**WHAT THE TASK ASKS:**
State the number of lines that hold the string "EMPLOYER", with nothing added.

**TASK INPUT:**
────────────────────────────────────────
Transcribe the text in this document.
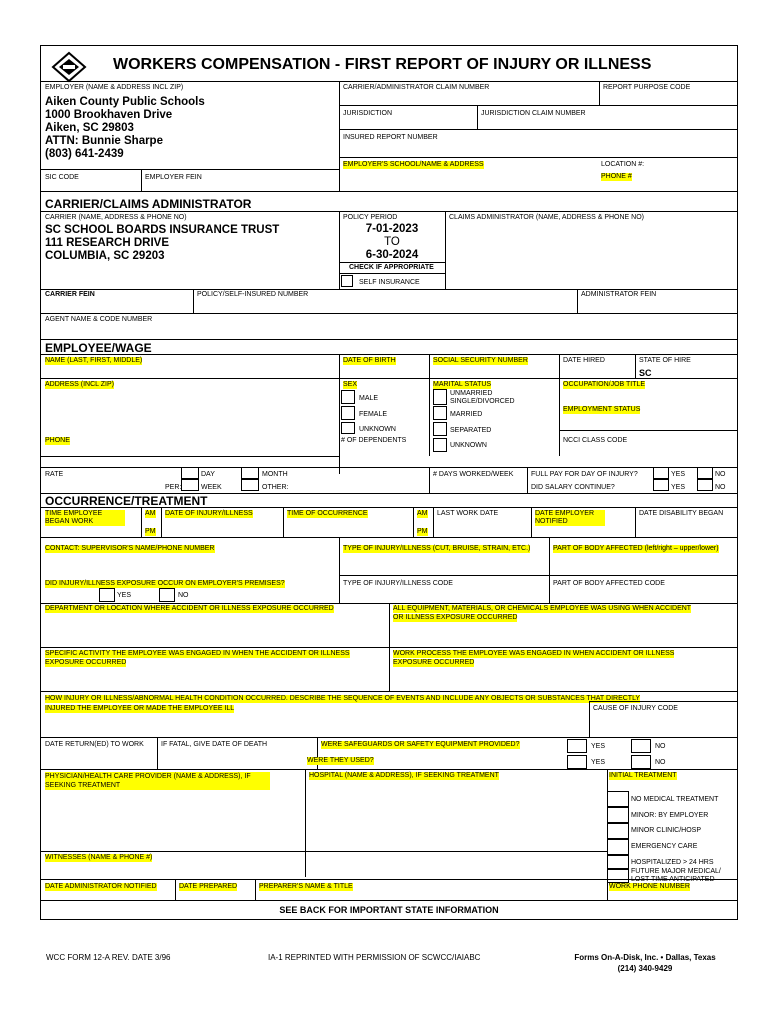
WORKERS COMPENSATION - FIRST REPORT OF INJURY OR ILLNESS
EMPLOYER (NAME & ADDRESS INCL ZIP)
Aiken County Public Schools
1000 Brookhaven Drive
Aiken, SC 29803
ATTN: Bunnie Sharpe
(803) 641-2439
SIC CODE	EMPLOYER FEIN
CARRIER/ADMINISTRATOR CLAIM NUMBER	REPORT PURPOSE CODE
JURISDICTION	JURISDICTION CLAIM NUMBER
INSURED REPORT NUMBER
EMPLOYER'S SCHOOL/NAME & ADDRESS	LOCATION #:
PHONE #
CARRIER/CLAIMS ADMINISTRATOR
CARRIER (NAME, ADDRESS & PHONE NO)
SC SCHOOL BOARDS INSURANCE TRUST
111 RESEARCH DRIVE
COLUMBIA, SC 29203
POLICY PERIOD
7-01-2023
TO
6-30-2024
CHECK IF APPROPRIATE
SELF INSURANCE
CLAIMS ADMINISTRATOR (NAME, ADDRESS & PHONE NO)
CARRIER FEIN	POLICY/SELF-INSURED NUMBER	ADMINISTRATOR FEIN
AGENT NAME & CODE NUMBER
EMPLOYEE/WAGE
NAME (LAST, FIRST, MIDDLE)	DATE OF BIRTH	SOCIAL SECURITY NUMBER	DATE HIRED	STATE OF HIRE
SC
ADDRESS (INCL ZIP)	SEX
MALE
FEMALE
UNKNOWN
# OF DEPENDENTS
MARITAL STATUS
UNMARRIED
SINGLE/DIVORCED
MARRIED
SEPARATED
UNKNOWN
OCCUPATION/JOB TITLE
EMPLOYMENT STATUS
NCCI CLASS CODE
PHONE
RATE
PER:
DAY
WEEK
MONTH
OTHER:
# DAYS WORKED/WEEK	FULL PAY FOR DAY OF INJURY?
DID SALARY CONTINUE?
YES	NO
YES	NO
OCCURRENCE/TREATMENT
TIME EMPLOYEE BEGAN WORK
AM
PM
DATE OF INJURY/ILLNESS	TIME OF OCCURRENCE	AM
PM
LAST WORK DATE	DATE EMPLOYER NOTIFIED
DATE DISABILITY BEGAN
CONTACT: SUPERVISOR'S NAME/PHONE NUMBER	TYPE OF INJURY/ILLNESS (CUT, BRUISE, STRAIN, ETC.)	PART OF BODY AFFECTED (left/right – upper/lower)
DID INJURY/ILLNESS EXPOSURE OCCUR ON EMPLOYER'S PREMISES?	TYPE OF INJURY/ILLNESS CODE	PART OF BODY AFFECTED CODE
YES	NO
DEPARTMENT OR LOCATION WHERE ACCIDENT OR ILLNESS EXPOSURE OCCURRED	ALL EQUIPMENT, MATERIALS, OR CHEMICALS EMPLOYEE WAS USING WHEN ACCIDENT
OR ILLNESS EXPOSURE OCCURRED
SPECIFIC ACTIVITY THE EMPLOYEE WAS ENGAGED IN WHEN THE ACCIDENT OR ILLNESS
EXPOSURE OCCURRED
WORK PROCESS THE EMPLOYEE WAS ENGAGED IN WHEN ACCIDENT OR ILLNESS
EXPOSURE OCCURRED
HOW INJURY OR ILLNESS/ABNORMAL HEALTH CONDITION OCCURRED. DESCRIBE THE SEQUENCE OF EVENTS AND INCLUDE ANY OBJECTS OR SUBSTANCES THAT DIRECTLY
INJURED THE EMPLOYEE OR MADE THE EMPLOYEE ILL	CAUSE OF INJURY CODE
DATE RETURN(ED) TO WORK IF FATAL, GIVE DATE OF DEATH	WERE SAFEGUARDS OR SAFETY EQUIPMENT PROVIDED?
WERE THEY USED?
YES	NO
YES	NO
PHYSICIAN/HEALTH CARE PROVIDER (NAME & ADDRESS), IF SEEKING TREATMENT
HOSPITAL (NAME & ADDRESS), IF SEEKING TREATMENT	INITIAL TREATMENT
NO MEDICAL TREATMENT
MINOR: BY EMPLOYER
MINOR CLINIC/HOSP
EMERGENCY CARE
HOSPITALIZED > 24 HRS
FUTURE MAJOR MEDICAL/
LOST TIME ANTICIPATED
WITNESSES (NAME & PHONE #)
DATE ADMINISTRATOR NOTIFIED	DATE PREPARED	PREPARER'S NAME & TITLE	WORK PHONE NUMBER
SEE BACK FOR IMPORTANT STATE INFORMATION
WCC FORM 12-A REV. DATE 3/96	IA-1 REPRINTED WITH PERMISSION OF SCWCC/IAIABC	Forms On-A-Disk, Inc. • Dallas, Texas
(214) 340-9429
────────────────────────────────────────
**EXERCISE ANSWER:**
6